— Begin Provided material —

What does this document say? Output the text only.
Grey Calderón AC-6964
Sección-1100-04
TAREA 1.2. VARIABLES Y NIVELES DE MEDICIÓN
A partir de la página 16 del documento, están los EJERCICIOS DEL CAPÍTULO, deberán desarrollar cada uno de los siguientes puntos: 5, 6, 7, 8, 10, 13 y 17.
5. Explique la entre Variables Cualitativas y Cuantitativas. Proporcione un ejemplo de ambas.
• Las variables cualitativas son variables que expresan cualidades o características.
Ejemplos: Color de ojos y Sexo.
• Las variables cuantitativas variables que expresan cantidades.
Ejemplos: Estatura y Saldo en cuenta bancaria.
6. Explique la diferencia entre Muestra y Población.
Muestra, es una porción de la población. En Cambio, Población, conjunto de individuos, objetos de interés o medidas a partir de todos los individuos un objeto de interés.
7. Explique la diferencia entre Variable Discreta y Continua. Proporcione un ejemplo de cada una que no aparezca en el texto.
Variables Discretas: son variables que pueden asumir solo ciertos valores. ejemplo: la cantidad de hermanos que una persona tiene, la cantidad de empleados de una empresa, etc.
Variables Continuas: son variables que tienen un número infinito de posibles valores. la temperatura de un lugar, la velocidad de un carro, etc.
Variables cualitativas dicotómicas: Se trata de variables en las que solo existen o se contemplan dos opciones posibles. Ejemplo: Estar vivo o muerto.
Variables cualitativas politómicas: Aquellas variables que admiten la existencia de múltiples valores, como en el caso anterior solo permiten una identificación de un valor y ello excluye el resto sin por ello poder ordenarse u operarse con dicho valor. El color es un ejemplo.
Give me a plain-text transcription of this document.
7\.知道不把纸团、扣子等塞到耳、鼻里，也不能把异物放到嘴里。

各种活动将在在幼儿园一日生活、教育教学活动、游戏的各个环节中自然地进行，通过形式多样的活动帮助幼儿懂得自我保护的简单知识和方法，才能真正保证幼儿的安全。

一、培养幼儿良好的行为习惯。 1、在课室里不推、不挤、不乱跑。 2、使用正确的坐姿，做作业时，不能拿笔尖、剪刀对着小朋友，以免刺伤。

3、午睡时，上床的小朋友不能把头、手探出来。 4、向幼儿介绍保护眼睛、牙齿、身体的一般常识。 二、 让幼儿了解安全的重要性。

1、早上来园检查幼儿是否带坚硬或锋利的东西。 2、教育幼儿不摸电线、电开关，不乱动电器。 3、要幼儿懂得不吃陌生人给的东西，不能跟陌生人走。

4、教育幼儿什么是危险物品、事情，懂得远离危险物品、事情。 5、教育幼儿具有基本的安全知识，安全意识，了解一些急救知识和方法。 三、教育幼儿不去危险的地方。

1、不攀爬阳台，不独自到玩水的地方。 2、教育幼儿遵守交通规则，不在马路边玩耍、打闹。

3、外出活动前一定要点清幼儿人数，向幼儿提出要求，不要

— End Provided material —

**Stated exercise**
Write an exact transcription of every entry above.

**Task output**
What does this document say? Output the text only.
Grey Calderón AC-6964
Sección-1100-04
TAREA 1.2. VARIABLES Y NIVELES DE MEDICIÓN
A partir de la página 16 del documento, están los EJERCICIOS DEL CAPÍTULO, deberán desarrollar cada uno de los siguientes puntos: 5, 6, 7, 8, 10, 13 y 17.
5. Explique la entre Variables Cualitativas y Cuantitativas. Proporcione un ejemplo de ambas.
• Las variables cualitativas son variables que expresan cualidades o características.
Ejemplos: Color de ojos y Sexo.
• Las variables cuantitativas variables que expresan cantidades.
Ejemplos: Estatura y Saldo en cuenta bancaria.
6. Explique la diferencia entre Muestra y Población.
Muestra, es una porción de la población. En Cambio, Población, conjunto de individuos, objetos de interés o medidas a partir de todos los individuos un objeto de interés.
7. Explique la diferencia entre Variable Discreta y Continua. Proporcione un ejemplo de cada una que no aparezca en el texto.
Variables Discretas: son variables que pueden asumir solo ciertos valores. ejemplo: la cantidad de hermanos que una persona tiene, la cantidad de empleados de una empresa, etc.
Variables Continuas: son variables que tienen un número infinito de posibles valores. la temperatura de un lugar, la velocidad de un carro, etc.
Variables cualitativas dicotómicas: Se trata de variables en las que solo existen o se contemplan dos opciones posibles. Ejemplo: Estar vivo o muerto.
Variables cualitativas politómicas: Aquellas variables que admiten la existencia de múltiples valores, como en el caso anterior solo permiten una identificación de un valor y ello excluye el resto sin por ello poder ordenarse u operarse con dicho valor. El color es un ejemplo.
Give me a plain-text transcription of this document.
7\.知道不把纸团、扣子等塞到耳、鼻里，也不能把异物放到嘴里。

各种活动将在在幼儿园一日生活、教育教学活动、游戏的各个环节中自然地进行，通过形式多样的活动帮助幼儿懂得自我保护的简单知识和方法，才能真正保证幼儿的安全。

一、培养幼儿良好的行为习惯。 1、在课室里不推、不挤、不乱跑。 2、使用正确的坐姿，做作业时，不能拿笔尖、剪刀对着小朋友，以免刺伤。

3、午睡时，上床的小朋友不能把头、手探出来。 4、向幼儿介绍保护眼睛、牙齿、身体的一般常识。 二、 让幼儿了解安全的重要性。

1、早上来园检查幼儿是否带坚硬或锋利的东西。 2、教育幼儿不摸电线、电开关，不乱动电器。 3、要幼儿懂得不吃陌生人给的东西，不能跟陌生人走。

4、教育幼儿什么是危险物品、事情，懂得远离危险物品、事情。 5、教育幼儿具有基本的安全知识，安全意识，了解一些急救知识和方法。 三、教育幼儿不去危险的地方。

1、不攀爬阳台，不独自到玩水的地方。 2、教育幼儿遵守交通规则，不在马路边玩耍、打闹。

3、外出活动前一定要点清幼儿人数，向幼儿提出要求，不要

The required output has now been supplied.